- **Requirement**:
Find every line with the word "Southern". Copy those lines.

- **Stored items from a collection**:

--

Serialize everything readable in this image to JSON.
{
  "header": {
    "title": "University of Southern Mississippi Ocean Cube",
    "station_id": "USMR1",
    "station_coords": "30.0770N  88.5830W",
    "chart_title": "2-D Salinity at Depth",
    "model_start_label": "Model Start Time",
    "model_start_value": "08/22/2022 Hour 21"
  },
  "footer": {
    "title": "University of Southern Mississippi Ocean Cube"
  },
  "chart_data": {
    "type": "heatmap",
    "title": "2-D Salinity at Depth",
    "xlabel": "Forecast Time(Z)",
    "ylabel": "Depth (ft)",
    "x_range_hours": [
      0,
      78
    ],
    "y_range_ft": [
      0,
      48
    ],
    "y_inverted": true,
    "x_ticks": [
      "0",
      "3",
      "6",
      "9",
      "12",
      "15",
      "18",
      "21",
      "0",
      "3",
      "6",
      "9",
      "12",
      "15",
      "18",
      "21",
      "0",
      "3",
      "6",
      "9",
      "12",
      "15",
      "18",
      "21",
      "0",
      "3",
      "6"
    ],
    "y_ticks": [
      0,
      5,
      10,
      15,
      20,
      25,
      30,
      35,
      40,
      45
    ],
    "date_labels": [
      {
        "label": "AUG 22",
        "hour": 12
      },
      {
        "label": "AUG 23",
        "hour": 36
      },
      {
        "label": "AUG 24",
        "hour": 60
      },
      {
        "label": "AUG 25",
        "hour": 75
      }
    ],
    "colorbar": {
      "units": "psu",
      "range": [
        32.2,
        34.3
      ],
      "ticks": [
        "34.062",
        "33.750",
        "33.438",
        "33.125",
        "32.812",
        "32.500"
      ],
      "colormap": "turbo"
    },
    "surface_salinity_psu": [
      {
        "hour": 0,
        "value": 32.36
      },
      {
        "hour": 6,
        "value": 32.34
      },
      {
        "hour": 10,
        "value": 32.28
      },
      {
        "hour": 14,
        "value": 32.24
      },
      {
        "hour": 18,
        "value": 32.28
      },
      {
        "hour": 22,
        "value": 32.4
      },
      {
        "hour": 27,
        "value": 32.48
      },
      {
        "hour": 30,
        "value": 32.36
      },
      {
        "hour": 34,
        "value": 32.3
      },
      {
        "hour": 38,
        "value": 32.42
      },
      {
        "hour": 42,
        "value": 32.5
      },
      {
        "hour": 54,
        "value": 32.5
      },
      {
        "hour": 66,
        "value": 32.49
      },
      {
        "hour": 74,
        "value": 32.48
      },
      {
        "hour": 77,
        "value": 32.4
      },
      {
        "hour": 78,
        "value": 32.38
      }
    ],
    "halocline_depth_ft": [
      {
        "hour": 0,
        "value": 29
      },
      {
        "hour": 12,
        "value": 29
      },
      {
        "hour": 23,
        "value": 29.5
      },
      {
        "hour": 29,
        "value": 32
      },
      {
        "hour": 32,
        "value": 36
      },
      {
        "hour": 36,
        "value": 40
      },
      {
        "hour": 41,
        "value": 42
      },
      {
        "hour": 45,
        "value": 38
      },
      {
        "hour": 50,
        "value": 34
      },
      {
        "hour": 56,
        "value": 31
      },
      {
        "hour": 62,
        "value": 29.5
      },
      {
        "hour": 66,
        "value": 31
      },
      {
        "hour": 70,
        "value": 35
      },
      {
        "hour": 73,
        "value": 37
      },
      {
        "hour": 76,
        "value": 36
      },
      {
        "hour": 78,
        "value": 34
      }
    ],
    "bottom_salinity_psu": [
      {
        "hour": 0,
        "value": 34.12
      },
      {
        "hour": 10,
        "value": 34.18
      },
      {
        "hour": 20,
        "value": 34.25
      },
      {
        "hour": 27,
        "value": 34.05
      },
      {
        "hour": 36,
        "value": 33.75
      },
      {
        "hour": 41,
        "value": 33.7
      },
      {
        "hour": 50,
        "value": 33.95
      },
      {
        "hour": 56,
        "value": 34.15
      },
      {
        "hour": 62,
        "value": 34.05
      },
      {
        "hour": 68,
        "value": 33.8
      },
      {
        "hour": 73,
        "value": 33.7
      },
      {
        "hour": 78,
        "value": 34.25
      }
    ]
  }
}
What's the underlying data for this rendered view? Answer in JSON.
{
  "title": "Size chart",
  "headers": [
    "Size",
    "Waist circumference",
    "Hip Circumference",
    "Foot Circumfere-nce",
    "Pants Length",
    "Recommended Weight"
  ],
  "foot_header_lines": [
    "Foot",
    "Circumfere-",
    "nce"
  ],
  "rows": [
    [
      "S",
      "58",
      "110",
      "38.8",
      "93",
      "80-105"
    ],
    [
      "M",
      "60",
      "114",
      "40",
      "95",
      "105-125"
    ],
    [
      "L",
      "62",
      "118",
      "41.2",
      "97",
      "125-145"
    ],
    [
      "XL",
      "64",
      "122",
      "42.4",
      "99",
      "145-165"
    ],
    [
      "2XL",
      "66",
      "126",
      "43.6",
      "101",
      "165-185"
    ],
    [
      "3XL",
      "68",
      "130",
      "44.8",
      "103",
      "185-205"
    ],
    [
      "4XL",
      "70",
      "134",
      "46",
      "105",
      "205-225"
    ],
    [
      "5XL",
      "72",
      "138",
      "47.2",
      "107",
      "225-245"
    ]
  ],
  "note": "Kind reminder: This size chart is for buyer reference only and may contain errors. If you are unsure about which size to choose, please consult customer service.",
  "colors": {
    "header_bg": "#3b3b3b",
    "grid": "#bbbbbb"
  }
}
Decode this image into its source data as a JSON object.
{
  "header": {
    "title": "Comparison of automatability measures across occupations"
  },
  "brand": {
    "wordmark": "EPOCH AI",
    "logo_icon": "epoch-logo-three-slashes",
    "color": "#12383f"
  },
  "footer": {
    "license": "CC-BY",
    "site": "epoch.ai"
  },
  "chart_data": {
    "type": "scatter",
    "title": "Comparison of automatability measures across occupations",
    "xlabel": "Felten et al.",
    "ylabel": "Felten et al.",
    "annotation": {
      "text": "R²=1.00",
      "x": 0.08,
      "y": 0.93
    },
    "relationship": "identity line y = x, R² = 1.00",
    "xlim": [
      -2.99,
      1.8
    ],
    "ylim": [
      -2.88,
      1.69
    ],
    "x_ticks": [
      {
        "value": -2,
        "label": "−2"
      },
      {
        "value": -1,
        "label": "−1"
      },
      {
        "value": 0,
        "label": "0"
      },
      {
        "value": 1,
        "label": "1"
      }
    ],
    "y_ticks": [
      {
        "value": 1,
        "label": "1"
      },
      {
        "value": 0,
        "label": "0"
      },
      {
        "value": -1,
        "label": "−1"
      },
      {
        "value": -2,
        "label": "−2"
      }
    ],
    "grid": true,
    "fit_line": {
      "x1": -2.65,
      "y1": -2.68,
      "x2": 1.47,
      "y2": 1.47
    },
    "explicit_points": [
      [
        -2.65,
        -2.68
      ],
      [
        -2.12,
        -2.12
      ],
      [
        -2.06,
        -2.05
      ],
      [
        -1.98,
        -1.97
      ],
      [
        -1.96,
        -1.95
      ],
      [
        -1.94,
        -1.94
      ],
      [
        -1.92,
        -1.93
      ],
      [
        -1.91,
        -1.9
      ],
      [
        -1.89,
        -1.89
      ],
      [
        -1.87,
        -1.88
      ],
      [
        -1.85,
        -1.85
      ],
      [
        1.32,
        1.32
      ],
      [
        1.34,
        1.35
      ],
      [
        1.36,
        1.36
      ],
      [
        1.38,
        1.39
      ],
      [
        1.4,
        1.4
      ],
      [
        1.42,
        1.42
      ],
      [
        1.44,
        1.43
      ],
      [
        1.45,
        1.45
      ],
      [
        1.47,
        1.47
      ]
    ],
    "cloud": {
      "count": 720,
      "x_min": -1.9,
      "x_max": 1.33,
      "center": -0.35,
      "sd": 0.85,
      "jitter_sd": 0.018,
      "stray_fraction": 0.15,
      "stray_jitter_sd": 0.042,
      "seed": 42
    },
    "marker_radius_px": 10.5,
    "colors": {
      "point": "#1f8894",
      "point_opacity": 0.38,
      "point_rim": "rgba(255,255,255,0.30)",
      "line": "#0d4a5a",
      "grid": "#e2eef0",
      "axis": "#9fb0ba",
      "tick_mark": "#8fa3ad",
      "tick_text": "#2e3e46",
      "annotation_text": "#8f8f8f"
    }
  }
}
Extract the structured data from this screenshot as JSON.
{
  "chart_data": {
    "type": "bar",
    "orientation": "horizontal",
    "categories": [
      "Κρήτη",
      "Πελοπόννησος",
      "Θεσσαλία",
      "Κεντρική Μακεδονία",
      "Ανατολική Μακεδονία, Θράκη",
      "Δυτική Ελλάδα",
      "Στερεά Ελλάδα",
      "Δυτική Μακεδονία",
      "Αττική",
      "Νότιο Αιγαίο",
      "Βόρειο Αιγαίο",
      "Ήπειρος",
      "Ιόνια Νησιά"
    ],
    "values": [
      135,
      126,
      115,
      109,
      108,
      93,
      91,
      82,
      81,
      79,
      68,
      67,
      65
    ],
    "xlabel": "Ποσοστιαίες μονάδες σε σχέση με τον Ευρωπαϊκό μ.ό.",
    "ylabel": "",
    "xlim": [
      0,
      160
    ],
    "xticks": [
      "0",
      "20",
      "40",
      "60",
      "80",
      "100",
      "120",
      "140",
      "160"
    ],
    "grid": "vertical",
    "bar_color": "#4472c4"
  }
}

--

- **Reply**:
    "title": "University of Southern Mississippi Ocean Cube",
    "title": "University of Southern Mississippi Ocean Cube"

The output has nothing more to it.